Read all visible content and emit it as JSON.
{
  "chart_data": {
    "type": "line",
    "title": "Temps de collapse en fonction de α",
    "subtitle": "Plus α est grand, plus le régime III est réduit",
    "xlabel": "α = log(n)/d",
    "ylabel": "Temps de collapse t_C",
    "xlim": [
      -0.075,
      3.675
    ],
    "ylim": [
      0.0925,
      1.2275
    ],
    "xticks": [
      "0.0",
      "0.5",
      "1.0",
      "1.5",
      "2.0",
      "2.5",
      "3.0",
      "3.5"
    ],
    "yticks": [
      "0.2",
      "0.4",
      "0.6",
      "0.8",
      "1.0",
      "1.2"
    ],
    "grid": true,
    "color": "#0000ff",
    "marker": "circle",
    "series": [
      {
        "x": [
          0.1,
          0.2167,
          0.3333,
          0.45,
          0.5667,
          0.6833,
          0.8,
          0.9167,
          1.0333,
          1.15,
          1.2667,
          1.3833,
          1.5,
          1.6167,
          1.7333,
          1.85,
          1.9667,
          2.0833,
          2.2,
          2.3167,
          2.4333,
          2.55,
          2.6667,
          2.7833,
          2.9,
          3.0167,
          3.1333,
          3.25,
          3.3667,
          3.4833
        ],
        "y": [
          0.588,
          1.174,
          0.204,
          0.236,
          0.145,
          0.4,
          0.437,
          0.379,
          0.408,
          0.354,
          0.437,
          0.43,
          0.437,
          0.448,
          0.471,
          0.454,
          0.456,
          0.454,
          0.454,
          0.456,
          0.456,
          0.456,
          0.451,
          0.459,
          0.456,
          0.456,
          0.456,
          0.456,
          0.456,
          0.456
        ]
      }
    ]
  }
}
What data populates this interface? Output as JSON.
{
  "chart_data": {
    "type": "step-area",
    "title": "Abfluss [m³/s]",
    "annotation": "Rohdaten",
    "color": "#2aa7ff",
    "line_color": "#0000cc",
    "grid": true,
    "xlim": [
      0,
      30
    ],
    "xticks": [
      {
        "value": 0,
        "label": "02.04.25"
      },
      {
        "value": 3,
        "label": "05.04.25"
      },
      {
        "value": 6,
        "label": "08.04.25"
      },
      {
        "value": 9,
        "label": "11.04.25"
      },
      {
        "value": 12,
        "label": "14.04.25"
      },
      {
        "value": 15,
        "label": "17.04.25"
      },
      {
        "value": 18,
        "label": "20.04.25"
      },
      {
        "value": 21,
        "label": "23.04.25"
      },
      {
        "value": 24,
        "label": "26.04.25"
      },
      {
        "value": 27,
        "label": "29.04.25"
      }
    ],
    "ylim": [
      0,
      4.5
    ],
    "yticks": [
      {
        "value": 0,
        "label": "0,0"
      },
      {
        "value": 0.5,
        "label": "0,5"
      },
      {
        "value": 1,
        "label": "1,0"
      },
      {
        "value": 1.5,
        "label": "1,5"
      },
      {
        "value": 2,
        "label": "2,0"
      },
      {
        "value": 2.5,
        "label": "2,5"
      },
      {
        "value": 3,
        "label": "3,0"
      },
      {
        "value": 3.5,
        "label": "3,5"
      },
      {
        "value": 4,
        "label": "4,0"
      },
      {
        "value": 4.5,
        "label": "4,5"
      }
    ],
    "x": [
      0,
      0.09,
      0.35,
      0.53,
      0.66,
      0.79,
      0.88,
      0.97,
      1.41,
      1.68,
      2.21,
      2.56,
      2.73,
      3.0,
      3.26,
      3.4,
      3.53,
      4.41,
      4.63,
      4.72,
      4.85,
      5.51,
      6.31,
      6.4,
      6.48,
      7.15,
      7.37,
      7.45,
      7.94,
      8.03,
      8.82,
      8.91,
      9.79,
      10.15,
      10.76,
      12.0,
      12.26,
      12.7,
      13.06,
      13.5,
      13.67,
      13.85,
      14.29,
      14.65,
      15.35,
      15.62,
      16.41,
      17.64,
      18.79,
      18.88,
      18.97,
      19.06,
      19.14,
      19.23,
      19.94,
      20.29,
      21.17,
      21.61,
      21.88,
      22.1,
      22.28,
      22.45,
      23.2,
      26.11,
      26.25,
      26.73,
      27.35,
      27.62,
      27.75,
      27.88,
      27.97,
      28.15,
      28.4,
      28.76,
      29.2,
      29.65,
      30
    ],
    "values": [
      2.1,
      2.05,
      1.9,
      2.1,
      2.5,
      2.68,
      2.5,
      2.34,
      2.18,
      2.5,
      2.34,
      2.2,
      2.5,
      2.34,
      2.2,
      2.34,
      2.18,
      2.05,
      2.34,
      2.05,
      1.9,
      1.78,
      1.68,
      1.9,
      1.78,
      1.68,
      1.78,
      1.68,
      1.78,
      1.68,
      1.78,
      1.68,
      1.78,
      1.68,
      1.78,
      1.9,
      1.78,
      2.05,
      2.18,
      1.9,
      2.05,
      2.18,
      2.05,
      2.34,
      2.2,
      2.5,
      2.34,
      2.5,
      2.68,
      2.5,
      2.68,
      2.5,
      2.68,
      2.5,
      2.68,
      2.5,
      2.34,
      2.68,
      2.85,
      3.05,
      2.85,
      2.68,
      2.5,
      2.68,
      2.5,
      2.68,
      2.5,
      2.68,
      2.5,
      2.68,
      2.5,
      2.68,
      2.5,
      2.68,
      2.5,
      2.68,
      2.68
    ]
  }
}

** Aim of the exercise **
Transcribe the full listing above without leaving anything out.

** Exercise solution **
Read all visible content and emit it as JSON.
{
  "chart_data": {
    "type": "line",
    "title": "Temps de collapse en fonction de α",
    "subtitle": "Plus α est grand, plus le régime III est réduit",
    "xlabel": "α = log(n)/d",
    "ylabel": "Temps de collapse t_C",
    "xlim": [
      -0.075,
      3.675
    ],
    "ylim": [
      0.0925,
      1.2275
    ],
    "xticks": [
      "0.0",
      "0.5",
      "1.0",
      "1.5",
      "2.0",
      "2.5",
      "3.0",
      "3.5"
    ],
    "yticks": [
      "0.2",
      "0.4",
      "0.6",
      "0.8",
      "1.0",
      "1.2"
    ],
    "grid": true,
    "color": "#0000ff",
    "marker": "circle",
    "series": [
      {
        "x": [
          0.1,
          0.2167,
          0.3333,
          0.45,
          0.5667,
          0.6833,
          0.8,
          0.9167,
          1.0333,
          1.15,
          1.2667,
          1.3833,
          1.5,
          1.6167,
          1.7333,
          1.85,
          1.9667,
          2.0833,
          2.2,
          2.3167,
          2.4333,
          2.55,
          2.6667,
          2.7833,
          2.9,
          3.0167,
          3.1333,
          3.25,
          3.3667,
          3.4833
        ],
        "y": [
          0.588,
          1.174,
          0.204,
          0.236,
          0.145,
          0.4,
          0.437,
          0.379,
          0.408,
          0.354,
          0.437,
          0.43,
          0.437,
          0.448,
          0.471,
          0.454,
          0.456,
          0.454,
          0.454,
          0.456,
          0.456,
          0.456,
          0.451,
          0.459,
          0.456,
          0.456,
          0.456,
          0.456,
          0.456,
          0.456
        ]
      }
    ]
  }
}
What data populates this interface? Output as JSON.
{
  "chart_data": {
    "type": "step-area",
    "title": "Abfluss [m³/s]",
    "annotation": "Rohdaten",
    "color": "#2aa7ff",
    "line_color": "#0000cc",
    "grid": true,
    "xlim": [
      0,
      30
    ],
    "xticks": [
      {
        "value": 0,
        "label": "02.04.25"
      },
      {
        "value": 3,
        "label": "05.04.25"
      },
      {
        "value": 6,
        "label": "08.04.25"
      },
      {
        "value": 9,
        "label": "11.04.25"
      },
      {
        "value": 12,
        "label": "14.04.25"
      },
      {
        "value": 15,
        "label": "17.04.25"
      },
      {
        "value": 18,
        "label": "20.04.25"
      },
      {
        "value": 21,
        "label": "23.04.25"
      },
      {
        "value": 24,
        "label": "26.04.25"
      },
      {
        "value": 27,
        "label": "29.04.25"
      }
    ],
    "ylim": [
      0,
      4.5
    ],
    "yticks": [
      {
        "value": 0,
        "label": "0,0"
      },
      {
        "value": 0.5,
        "label": "0,5"
      },
      {
        "value": 1,
        "label": "1,0"
      },
      {
        "value": 1.5,
        "label": "1,5"
      },
      {
        "value": 2,
        "label": "2,0"
      },
      {
        "value": 2.5,
        "label": "2,5"
      },
      {
        "value": 3,
        "label": "3,0"
      },
      {
        "value": 3.5,
        "label": "3,5"
      },
      {
        "value": 4,
        "label": "4,0"
      },
      {
        "value": 4.5,
        "label": "4,5"
      }
    ],
    "x": [
      0,
      0.09,
      0.35,
      0.53,
      0.66,
      0.79,
      0.88,
      0.97,
      1.41,
      1.68,
      2.21,
      2.56,
      2.73,
      3.0,
      3.26,
      3.4,
      3.53,
      4.41,
      4.63,
      4.72,
      4.85,
      5.51,
      6.31,
      6.4,
      6.48,
      7.15,
      7.37,
      7.45,
      7.94,
      8.03,
      8.82,
      8.91,
      9.79,
      10.15,
      10.76,
      12.0,
      12.26,
      12.7,
      13.06,
      13.5,
      13.67,
      13.85,
      14.29,
      14.65,
      15.35,
      15.62,
      16.41,
      17.64,
      18.79,
      18.88,
      18.97,
      19.06,
      19.14,
      19.23,
      19.94,
      20.29,
      21.17,
      21.61,
      21.88,
      22.1,
      22.28,
      22.45,
      23.2,
      26.11,
      26.25,
      26.73,
      27.35,
      27.62,
      27.75,
      27.88,
      27.97,
      28.15,
      28.4,
      28.76,
      29.2,
      29.65,
      30
    ],
    "values": [
      2.1,
      2.05,
      1.9,
      2.1,
      2.5,
      2.68,
      2.5,
      2.34,
      2.18,
      2.5,
      2.34,
      2.2,
      2.5,
      2.34,
      2.2,
      2.34,
      2.18,
      2.05,
      2.34,
      2.05,
      1.9,
      1.78,
      1.68,
      1.9,
      1.78,
      1.68,
      1.78,
      1.68,
      1.78,
      1.68,
      1.78,
      1.68,
      1.78,
      1.68,
      1.78,
      1.9,
      1.78,
      2.05,
      2.18,
      1.9,
      2.05,
      2.18,
      2.05,
      2.34,
      2.2,
      2.5,
      2.34,
      2.5,
      2.68,
      2.5,
      2.68,
      2.5,
      2.68,
      2.5,
      2.68,
      2.5,
      2.34,
      2.68,
      2.85,
      3.05,
      2.85,
      2.68,
      2.5,
      2.68,
      2.5,
      2.68,
      2.5,
      2.68,
      2.5,
      2.68,
      2.5,
      2.68,
      2.5,
      2.68,
      2.5,
      2.68,
      2.68
    ]
  }
}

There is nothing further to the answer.